* Short problem: Put the material below into a JSON list of strings, with one string for each line. Omit blank lines and leave the pictures out.

::: Records for the task

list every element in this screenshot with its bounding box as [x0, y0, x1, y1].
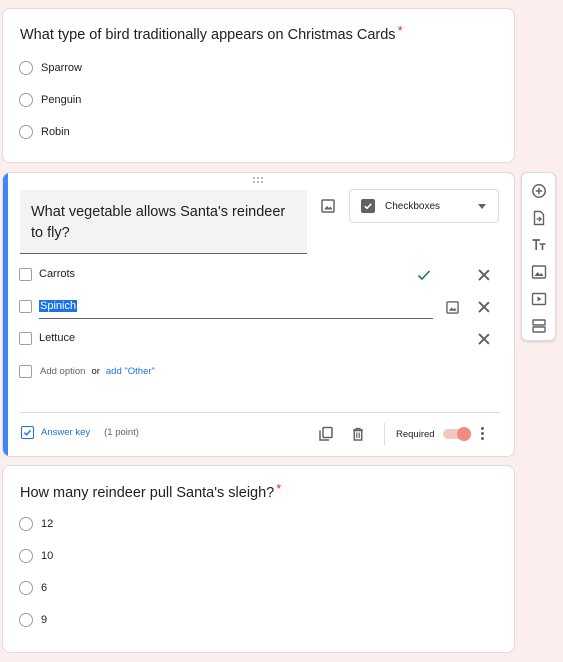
checkbox[interactable]	[19, 300, 32, 313]
add-image-icon[interactable]	[531, 264, 547, 280]
question-title-input[interactable]: What vegetable allows Santa's reindeer t…	[20, 190, 307, 254]
question-title: How many reindeer pull Santa's sleigh? *	[20, 481, 281, 501]
option-label: 10	[41, 550, 54, 562]
checkbox	[19, 364, 32, 378]
checkbox[interactable]	[19, 332, 32, 345]
radio-option[interactable]: Penguin	[19, 90, 81, 110]
radio-button[interactable]	[19, 517, 33, 531]
add-option-link[interactable]: Add option	[40, 366, 85, 377]
toggle-knob	[457, 427, 471, 441]
checkbox-icon	[361, 199, 375, 213]
add-title-icon[interactable]	[531, 237, 547, 253]
option-label: Carrots	[39, 268, 76, 280]
duplicate-icon[interactable]	[318, 426, 334, 442]
radio-button[interactable]	[19, 613, 33, 627]
radio-option[interactable]: 10	[19, 546, 53, 566]
radio-option[interactable]: Sparrow	[19, 58, 82, 78]
question-card-vegetable[interactable]: What vegetable allows Santa's reindeer t…	[2, 172, 515, 457]
radio-option[interactable]: 9	[19, 610, 47, 630]
required-label: Required	[396, 429, 435, 440]
correct-answer-check-icon	[416, 267, 432, 283]
answer-key-label: Answer key	[41, 427, 91, 438]
option-label: Robin	[41, 126, 70, 138]
option-label: 12	[41, 518, 54, 530]
import-questions-icon[interactable]	[531, 210, 547, 226]
question-title: What type of bird traditionally appears …	[20, 23, 403, 43]
option-label: 9	[41, 614, 48, 626]
required-asterisk: *	[276, 481, 282, 496]
floating-toolbar	[521, 172, 556, 341]
add-video-icon[interactable]	[531, 291, 547, 307]
radio-option[interactable]: 12	[19, 514, 53, 534]
delete-icon[interactable]	[350, 426, 366, 442]
chevron-down-icon	[478, 203, 486, 209]
selected-option-text[interactable]: Spinich	[39, 300, 78, 312]
question-type-dropdown[interactable]: Checkboxes	[349, 189, 499, 223]
question-card-reindeer[interactable]: How many reindeer pull Santa's sleigh? * …	[2, 465, 515, 653]
radio-option[interactable]: 6	[19, 578, 47, 598]
question-title-text: How many reindeer pull Santa's sleigh?	[20, 485, 275, 501]
radio-button[interactable]	[19, 125, 33, 139]
radio-button[interactable]	[19, 581, 33, 595]
radio-button[interactable]	[19, 93, 33, 107]
option-label: 6	[41, 582, 48, 594]
radio-button[interactable]	[19, 61, 33, 75]
question-card-bird[interactable]: What type of bird traditionally appears …	[2, 8, 515, 163]
remove-option-icon[interactable]	[477, 268, 491, 282]
option-label: Sparrow	[41, 62, 82, 74]
add-option-row: Add option or add "Other"	[19, 363, 155, 379]
add-image-icon[interactable]	[319, 197, 337, 215]
required-asterisk: *	[397, 23, 403, 38]
radio-button[interactable]	[19, 549, 33, 563]
question-footer: Answer key (1 point) Required	[3, 413, 514, 456]
remove-option-icon[interactable]	[477, 300, 491, 314]
add-question-icon[interactable]	[531, 183, 547, 199]
checkbox-option-editing[interactable]: Spinich	[19, 297, 499, 319]
checkbox[interactable]	[19, 268, 32, 281]
question-title-text: What type of bird traditionally appears …	[20, 27, 396, 43]
answer-key-icon	[21, 426, 34, 439]
required-toggle[interactable]	[443, 427, 471, 441]
answer-key-button[interactable]: Answer key (1 point)	[21, 426, 139, 439]
add-other-link[interactable]: add "Other"	[106, 366, 155, 377]
option-text-input[interactable]: Spinich	[39, 297, 433, 319]
option-label: Lettuce	[39, 332, 76, 344]
more-options-icon[interactable]	[481, 427, 485, 441]
or-text: or	[91, 365, 100, 377]
checkbox-option[interactable]: Lettuce	[19, 329, 499, 349]
drag-handle-icon[interactable]	[253, 177, 267, 185]
option-label: Penguin	[41, 94, 82, 106]
question-type-label: Checkboxes	[385, 200, 441, 212]
radio-option[interactable]: Robin	[19, 122, 70, 142]
footer-separator	[384, 423, 385, 445]
checkbox-option[interactable]: Carrots	[19, 265, 499, 285]
remove-option-icon[interactable]	[477, 332, 491, 346]
add-image-icon[interactable]	[443, 298, 461, 316]
add-section-icon[interactable]	[531, 318, 547, 334]
points-label: (1 point)	[104, 427, 139, 438]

::::::

* Right answer:
[
  "list every element in this screenshot with its bounding box as [x0, y0, x1, y1].",
  "checkbox[interactable]\t[19, 300, 32, 313]",
  "add-image-icon[interactable]\t[531, 264, 547, 280]",
  "question-title-input[interactable]: What vegetable allows Santa's reindeer t…\t[20, 190, 307, 254]",
  "question-title: How many reindeer pull Santa's sleigh? *\t[20, 481, 281, 501]",
  "option-label: 10\t[41, 550, 54, 562]",
  "checkbox\t[19, 364, 32, 378]",
  "checkbox[interactable]\t[19, 332, 32, 345]",
  "radio-option[interactable]: Penguin\t[19, 90, 81, 110]",
  "radio-button[interactable]\t[19, 517, 33, 531]",
  "add-option-link[interactable]: Add option\t[40, 366, 85, 377]",
  "toggle-knob\t[457, 427, 471, 441]",
  "checkbox-icon\t[361, 199, 375, 213]",
  "add-title-icon[interactable]\t[531, 237, 547, 253]",
  "option-label: Carrots\t[39, 268, 76, 280]",
  "duplicate-icon[interactable]\t[318, 426, 334, 442]",
  "radio-button[interactable]\t[19, 613, 33, 627]",
  "radio-option[interactable]: 10\t[19, 546, 53, 566]",
  "radio-option[interactable]: Sparrow\t[19, 58, 82, 78]",
  "question-card-vegetable[interactable]: What vegetable allows Santa's reindeer t…\t[2, 172, 515, 457]",
  "radio-option[interactable]: 9\t[19, 610, 47, 630]",
  "required-label: Required\t[396, 429, 435, 440]",
  "correct-answer-check-icon\t[416, 267, 432, 283]",
  "answer-key-label: Answer key\t[41, 427, 91, 438]",
  "option-label: Robin\t[41, 126, 70, 138]",
  "option-label: 12\t[41, 518, 54, 530]",
  "import-questions-icon[interactable]\t[531, 210, 547, 226]",
  "question-title: What type of bird traditionally appears …\t[20, 23, 403, 43]",
  "option-label: 9\t[41, 614, 48, 626]",
  "required-asterisk: *\t[276, 481, 282, 496]",
  "floating-toolbar\t[521, 172, 556, 341]",
  "add-video-icon[interactable]\t[531, 291, 547, 307]",
  "radio-option[interactable]: 12\t[19, 514, 53, 534]",
  "delete-icon[interactable]\t[350, 426, 366, 442]",
  "chevron-down-icon\t[478, 203, 486, 209]",
  "selected-option-text[interactable]: Spinich\t[39, 300, 78, 312]",
  "question-type-dropdown[interactable]: Checkboxes\t[349, 189, 499, 223]",
  "question-card-reindeer[interactable]: How many reindeer pull Santa's sleigh? * …\t[2, 465, 515, 653]",
  "radio-option[interactable]: 6\t[19, 578, 47, 598]",
  "question-title-text: How many reindeer pull Santa's sleigh?\t[20, 485, 275, 501]",
  "radio-button[interactable]\t[19, 125, 33, 139]",
  "radio-button[interactable]\t[19, 581, 33, 595]",
  "radio-button[interactable]\t[19, 93, 33, 107]",
  "option-label: 6\t[41, 582, 48, 594]",
  "radio-button[interactable]\t[19, 61, 33, 75]",
  "question-card-bird[interactable]: What type of bird traditionally appears …\t[2, 8, 515, 163]",
  "remove-option-icon[interactable]\t[477, 268, 491, 282]",
  "option-label: Sparrow\t[41, 62, 82, 74]",
  "add-option-row: Add option or add \"Other\"\t[19, 363, 155, 379]",
  "add-image-icon[interactable]\t[319, 197, 337, 215]",
  "required-asterisk: *\t[397, 23, 403, 38]",
  "radio-button[interactable]\t[19, 549, 33, 563]",
  "question-footer: Answer key (1 point) Required\t[3, 413, 514, 456]",
  "remove-option-icon[interactable]\t[477, 300, 491, 314]",
  "add-question-icon[interactable]\t[531, 183, 547, 199]",
  "checkbox-option-editing[interactable]: Spinich\t[19, 297, 499, 319]",
  "checkbox[interactable]\t[19, 268, 32, 281]",
  "question-title-text: What type of bird traditionally appears …\t[20, 27, 396, 43]",
  "answer-key-icon\t[21, 426, 34, 439]",
  "required-toggle[interactable]\t[443, 427, 471, 441]",
  "answer-key-button[interactable]: Answer key (1 point)\t[21, 426, 139, 439]",
  "add-other-link[interactable]: add \"Other\"\t[106, 366, 155, 377]",
  "option-text-input[interactable]: Spinich\t[39, 297, 433, 319]",
  "option-label: Lettuce\t[39, 332, 76, 344]",
  "more-options-icon[interactable]\t[481, 427, 485, 441]",
  "or-text: or\t[91, 365, 100, 377]",
  "checkbox-option[interactable]: Lettuce\t[19, 329, 499, 349]",
  "drag-handle-icon[interactable]\t[253, 177, 267, 185]",
  "option-label: Penguin\t[41, 94, 82, 106]",
  "question-type-label: Checkboxes\t[385, 200, 441, 212]",
  "radio-option[interactable]: Robin\t[19, 122, 70, 142]",
  "footer-separator\t[384, 423, 385, 445]",
  "checkbox-option[interactable]: Carrots\t[19, 265, 499, 285]",
  "remove-option-icon[interactable]\t[477, 332, 491, 346]",
  "add-image-icon[interactable]\t[443, 298, 461, 316]",
  "add-section-icon[interactable]\t[531, 318, 547, 334]",
  "points-label: (1 point)\t[104, 427, 139, 438]"
]